Dataset records:

********************

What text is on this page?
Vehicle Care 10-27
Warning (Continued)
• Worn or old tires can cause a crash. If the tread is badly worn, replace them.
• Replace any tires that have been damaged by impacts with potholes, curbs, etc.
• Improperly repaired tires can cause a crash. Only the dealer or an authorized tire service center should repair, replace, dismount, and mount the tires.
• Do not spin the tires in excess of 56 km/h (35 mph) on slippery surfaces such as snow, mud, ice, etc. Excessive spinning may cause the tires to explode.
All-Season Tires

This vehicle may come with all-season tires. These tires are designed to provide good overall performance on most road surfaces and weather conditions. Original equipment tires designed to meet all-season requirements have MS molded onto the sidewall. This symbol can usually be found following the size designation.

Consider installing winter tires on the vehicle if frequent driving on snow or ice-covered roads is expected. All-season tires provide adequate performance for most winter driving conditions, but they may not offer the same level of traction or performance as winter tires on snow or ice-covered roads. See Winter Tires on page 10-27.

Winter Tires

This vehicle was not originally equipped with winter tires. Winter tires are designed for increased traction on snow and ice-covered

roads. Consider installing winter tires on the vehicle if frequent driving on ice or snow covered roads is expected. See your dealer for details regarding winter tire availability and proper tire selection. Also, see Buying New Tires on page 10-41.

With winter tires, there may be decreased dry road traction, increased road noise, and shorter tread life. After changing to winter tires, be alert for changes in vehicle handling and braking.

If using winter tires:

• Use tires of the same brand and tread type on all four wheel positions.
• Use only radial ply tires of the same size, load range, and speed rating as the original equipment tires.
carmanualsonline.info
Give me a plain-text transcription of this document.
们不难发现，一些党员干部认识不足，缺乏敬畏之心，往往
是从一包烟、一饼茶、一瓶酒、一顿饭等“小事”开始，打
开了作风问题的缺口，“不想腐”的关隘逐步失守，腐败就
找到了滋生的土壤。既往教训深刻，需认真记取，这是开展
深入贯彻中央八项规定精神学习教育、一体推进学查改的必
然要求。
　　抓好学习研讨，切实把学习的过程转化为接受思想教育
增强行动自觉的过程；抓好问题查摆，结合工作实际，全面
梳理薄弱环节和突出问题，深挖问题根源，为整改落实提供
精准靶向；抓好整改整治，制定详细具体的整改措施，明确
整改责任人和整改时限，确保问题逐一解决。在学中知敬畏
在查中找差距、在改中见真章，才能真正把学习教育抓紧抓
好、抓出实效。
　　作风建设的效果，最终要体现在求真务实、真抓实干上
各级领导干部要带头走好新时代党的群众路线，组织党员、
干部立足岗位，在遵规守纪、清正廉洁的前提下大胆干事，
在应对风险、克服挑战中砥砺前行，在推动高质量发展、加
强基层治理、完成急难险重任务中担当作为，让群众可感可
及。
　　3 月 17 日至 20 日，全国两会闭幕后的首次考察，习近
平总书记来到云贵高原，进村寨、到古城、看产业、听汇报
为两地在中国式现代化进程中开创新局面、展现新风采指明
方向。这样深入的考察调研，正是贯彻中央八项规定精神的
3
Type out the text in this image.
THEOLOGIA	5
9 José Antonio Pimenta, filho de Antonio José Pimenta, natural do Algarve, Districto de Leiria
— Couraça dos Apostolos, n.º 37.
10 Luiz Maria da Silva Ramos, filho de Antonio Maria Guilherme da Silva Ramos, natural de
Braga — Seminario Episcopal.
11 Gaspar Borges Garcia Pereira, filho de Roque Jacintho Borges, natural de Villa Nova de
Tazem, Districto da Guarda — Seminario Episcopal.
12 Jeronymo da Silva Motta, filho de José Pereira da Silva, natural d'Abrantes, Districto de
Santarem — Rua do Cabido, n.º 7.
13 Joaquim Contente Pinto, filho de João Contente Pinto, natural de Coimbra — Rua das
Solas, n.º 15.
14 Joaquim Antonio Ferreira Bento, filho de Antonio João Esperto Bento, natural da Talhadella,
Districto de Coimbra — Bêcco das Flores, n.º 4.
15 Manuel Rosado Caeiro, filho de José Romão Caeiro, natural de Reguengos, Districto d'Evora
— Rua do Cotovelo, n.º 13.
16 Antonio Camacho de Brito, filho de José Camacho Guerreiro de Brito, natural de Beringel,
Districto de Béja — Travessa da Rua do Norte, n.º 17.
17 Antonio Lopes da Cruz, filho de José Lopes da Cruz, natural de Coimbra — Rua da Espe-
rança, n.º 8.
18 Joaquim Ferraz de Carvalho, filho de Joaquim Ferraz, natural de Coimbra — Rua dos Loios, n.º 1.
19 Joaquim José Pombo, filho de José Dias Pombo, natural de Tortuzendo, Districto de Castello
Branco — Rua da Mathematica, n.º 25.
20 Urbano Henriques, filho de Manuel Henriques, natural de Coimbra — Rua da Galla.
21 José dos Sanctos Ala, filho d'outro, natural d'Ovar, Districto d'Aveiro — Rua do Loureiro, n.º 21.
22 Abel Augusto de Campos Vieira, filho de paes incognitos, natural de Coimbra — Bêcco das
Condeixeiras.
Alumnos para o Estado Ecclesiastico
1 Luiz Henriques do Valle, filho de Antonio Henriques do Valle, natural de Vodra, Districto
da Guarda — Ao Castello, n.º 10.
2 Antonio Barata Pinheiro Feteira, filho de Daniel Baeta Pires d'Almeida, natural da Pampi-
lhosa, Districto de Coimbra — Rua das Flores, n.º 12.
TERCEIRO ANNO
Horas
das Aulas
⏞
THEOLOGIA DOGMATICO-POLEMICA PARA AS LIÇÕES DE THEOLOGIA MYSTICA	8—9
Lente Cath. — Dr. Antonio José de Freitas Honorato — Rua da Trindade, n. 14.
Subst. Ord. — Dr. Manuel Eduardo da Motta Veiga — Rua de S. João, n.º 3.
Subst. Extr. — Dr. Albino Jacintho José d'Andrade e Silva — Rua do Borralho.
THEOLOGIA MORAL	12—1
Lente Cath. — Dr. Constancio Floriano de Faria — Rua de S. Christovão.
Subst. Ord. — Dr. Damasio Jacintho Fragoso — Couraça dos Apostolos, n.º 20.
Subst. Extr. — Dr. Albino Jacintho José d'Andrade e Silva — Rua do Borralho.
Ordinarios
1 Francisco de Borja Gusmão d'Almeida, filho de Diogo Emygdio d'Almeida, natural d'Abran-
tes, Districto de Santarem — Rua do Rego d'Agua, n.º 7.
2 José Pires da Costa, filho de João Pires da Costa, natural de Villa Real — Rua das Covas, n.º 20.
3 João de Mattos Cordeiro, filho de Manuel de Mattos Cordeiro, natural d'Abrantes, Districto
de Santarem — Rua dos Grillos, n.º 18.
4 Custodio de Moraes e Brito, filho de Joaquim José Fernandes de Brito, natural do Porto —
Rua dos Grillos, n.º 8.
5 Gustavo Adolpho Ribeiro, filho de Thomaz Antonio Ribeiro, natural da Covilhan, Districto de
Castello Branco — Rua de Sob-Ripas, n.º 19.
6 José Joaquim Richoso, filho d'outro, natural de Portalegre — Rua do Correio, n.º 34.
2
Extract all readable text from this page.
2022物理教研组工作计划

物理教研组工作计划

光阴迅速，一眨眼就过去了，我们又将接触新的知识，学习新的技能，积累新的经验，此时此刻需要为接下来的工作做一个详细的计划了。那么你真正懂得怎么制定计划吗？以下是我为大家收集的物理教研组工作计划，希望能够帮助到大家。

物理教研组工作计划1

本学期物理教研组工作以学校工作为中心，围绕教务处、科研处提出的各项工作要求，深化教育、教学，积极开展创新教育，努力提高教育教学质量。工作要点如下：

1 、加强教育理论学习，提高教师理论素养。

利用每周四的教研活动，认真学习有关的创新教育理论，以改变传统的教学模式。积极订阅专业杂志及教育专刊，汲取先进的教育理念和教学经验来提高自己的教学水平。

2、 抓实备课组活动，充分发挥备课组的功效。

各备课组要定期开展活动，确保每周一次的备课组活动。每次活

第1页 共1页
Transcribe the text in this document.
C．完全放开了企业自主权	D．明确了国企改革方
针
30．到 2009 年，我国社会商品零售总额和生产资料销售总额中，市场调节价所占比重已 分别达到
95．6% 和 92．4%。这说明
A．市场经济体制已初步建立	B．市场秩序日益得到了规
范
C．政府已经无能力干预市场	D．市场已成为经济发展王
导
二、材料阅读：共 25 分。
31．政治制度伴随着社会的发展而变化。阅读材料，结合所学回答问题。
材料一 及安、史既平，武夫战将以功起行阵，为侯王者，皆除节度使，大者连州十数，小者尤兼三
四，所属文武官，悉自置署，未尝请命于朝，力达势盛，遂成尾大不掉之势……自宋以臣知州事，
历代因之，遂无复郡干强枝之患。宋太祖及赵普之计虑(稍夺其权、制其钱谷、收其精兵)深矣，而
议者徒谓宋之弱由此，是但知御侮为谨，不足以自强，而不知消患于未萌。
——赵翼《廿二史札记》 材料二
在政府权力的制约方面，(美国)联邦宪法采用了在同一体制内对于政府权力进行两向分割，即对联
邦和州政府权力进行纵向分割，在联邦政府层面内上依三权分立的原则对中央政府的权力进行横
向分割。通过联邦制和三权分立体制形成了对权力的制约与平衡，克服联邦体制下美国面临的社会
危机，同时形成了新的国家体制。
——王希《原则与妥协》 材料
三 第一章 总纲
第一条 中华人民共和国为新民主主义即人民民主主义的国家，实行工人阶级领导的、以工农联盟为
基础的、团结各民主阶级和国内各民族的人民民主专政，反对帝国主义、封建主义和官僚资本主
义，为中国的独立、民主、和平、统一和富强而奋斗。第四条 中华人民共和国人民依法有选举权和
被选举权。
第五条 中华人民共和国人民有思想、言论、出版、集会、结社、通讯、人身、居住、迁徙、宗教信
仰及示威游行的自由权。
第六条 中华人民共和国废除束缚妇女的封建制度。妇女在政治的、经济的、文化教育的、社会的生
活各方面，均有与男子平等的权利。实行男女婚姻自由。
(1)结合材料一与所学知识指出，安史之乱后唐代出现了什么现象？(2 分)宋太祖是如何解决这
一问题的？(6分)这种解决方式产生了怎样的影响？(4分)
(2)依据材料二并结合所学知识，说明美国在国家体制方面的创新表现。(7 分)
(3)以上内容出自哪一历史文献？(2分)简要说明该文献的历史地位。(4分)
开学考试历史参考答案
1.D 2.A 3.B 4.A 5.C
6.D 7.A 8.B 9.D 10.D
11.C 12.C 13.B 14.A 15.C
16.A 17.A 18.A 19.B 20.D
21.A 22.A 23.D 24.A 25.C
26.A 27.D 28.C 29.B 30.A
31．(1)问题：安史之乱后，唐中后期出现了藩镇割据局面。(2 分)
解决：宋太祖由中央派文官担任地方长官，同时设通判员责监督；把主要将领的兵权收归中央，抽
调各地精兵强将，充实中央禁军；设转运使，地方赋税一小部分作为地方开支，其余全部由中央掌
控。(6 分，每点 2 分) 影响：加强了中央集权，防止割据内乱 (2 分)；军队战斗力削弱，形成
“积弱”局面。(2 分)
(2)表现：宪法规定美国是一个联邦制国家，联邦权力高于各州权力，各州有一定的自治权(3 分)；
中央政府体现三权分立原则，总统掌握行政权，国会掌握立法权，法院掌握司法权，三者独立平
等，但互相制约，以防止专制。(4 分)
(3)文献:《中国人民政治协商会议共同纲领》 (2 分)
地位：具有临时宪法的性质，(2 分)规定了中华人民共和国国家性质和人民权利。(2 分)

********************

◆ Task to carry out
Go through the entries and return each line where the word "designed" appears.

◆ Answer to the exercise
This vehicle may come with all-season tires. These tires are designed to provide good overall performance on most road surfaces and weather conditions. Original equipment tires designed to meet all-season requirements have MS molded onto the sidewall. This symbol can usually be found following the size designation.
This vehicle was not originally equipped with winter tires. Winter tires are designed for increased traction on snow and ice-covered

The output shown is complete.